- **Instruction**
Format everything from the start of the records down to the line containing "day-d2-input[interactable] [307,353,323,369]", that line included, as a JSON list of strings with one string per line and blank lines left out.

— START Given data —

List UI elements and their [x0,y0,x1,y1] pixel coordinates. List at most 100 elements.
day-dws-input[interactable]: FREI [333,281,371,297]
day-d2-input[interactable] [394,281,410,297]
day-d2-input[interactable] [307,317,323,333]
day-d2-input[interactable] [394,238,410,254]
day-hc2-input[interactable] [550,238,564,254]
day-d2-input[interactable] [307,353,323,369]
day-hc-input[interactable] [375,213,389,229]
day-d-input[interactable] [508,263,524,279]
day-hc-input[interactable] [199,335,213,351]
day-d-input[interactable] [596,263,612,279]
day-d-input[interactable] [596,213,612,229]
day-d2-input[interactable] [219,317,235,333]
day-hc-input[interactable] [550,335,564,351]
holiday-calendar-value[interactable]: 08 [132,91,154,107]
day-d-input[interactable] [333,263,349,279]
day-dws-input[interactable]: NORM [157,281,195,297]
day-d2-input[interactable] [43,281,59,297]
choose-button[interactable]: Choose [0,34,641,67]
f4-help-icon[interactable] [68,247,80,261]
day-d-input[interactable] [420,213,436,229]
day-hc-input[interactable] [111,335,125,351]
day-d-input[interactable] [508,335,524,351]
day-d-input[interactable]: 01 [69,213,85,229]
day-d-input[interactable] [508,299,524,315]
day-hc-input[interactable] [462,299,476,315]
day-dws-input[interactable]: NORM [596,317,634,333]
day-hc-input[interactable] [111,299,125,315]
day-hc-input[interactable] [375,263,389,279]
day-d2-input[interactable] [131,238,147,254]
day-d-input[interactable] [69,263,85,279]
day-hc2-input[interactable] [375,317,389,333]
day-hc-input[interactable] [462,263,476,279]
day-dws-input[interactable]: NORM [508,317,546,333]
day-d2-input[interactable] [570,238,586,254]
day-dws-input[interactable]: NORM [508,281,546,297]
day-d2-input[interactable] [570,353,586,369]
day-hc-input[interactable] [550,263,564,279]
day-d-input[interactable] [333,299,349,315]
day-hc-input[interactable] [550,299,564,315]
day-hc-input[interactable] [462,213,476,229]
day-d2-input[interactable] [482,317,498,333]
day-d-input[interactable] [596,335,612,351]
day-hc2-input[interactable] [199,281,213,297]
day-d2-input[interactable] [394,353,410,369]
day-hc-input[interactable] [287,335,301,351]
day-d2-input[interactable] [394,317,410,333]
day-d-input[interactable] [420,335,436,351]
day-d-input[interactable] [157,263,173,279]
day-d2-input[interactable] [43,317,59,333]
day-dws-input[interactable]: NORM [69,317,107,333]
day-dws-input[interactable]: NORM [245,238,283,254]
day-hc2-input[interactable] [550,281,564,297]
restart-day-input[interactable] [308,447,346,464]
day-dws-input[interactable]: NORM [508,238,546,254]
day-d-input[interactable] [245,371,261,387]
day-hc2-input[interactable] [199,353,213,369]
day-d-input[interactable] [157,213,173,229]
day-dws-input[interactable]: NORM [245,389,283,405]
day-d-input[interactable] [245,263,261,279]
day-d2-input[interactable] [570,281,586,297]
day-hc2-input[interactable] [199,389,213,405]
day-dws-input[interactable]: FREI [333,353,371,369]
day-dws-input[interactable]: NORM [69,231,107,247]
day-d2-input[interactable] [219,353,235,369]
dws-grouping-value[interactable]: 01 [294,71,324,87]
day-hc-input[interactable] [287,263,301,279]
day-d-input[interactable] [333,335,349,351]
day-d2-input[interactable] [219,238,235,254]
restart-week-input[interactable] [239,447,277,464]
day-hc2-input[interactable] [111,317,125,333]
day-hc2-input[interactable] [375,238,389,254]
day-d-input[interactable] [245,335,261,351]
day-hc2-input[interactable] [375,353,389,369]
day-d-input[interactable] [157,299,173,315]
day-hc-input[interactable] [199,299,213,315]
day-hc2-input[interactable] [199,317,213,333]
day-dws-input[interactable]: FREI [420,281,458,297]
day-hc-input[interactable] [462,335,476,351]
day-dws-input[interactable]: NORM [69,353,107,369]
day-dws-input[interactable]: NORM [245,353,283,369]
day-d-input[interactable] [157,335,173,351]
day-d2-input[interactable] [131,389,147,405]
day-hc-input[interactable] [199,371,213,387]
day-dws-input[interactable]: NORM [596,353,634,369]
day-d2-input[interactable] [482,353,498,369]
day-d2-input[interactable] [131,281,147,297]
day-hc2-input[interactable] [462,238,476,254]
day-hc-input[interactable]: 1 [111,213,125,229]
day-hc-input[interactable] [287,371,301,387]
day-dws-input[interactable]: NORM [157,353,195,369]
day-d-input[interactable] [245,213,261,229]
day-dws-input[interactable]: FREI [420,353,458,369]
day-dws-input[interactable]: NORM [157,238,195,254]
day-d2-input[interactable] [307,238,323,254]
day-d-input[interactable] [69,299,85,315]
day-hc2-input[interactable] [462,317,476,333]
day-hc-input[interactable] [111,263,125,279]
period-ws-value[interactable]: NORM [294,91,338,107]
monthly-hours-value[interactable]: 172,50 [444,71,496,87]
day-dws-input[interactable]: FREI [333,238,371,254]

— END Given data —

- **Finished exercise**
[
  "List UI elements and their [x0,y0,x1,y1] pixel coordinates. List at most 100 elements.",
  "day-dws-input[interactable]: FREI [333,281,371,297]",
  "day-d2-input[interactable] [394,281,410,297]",
  "day-d2-input[interactable] [307,317,323,333]",
  "day-d2-input[interactable] [394,238,410,254]",
  "day-hc2-input[interactable] [550,238,564,254]",
  "day-d2-input[interactable] [307,353,323,369]"
]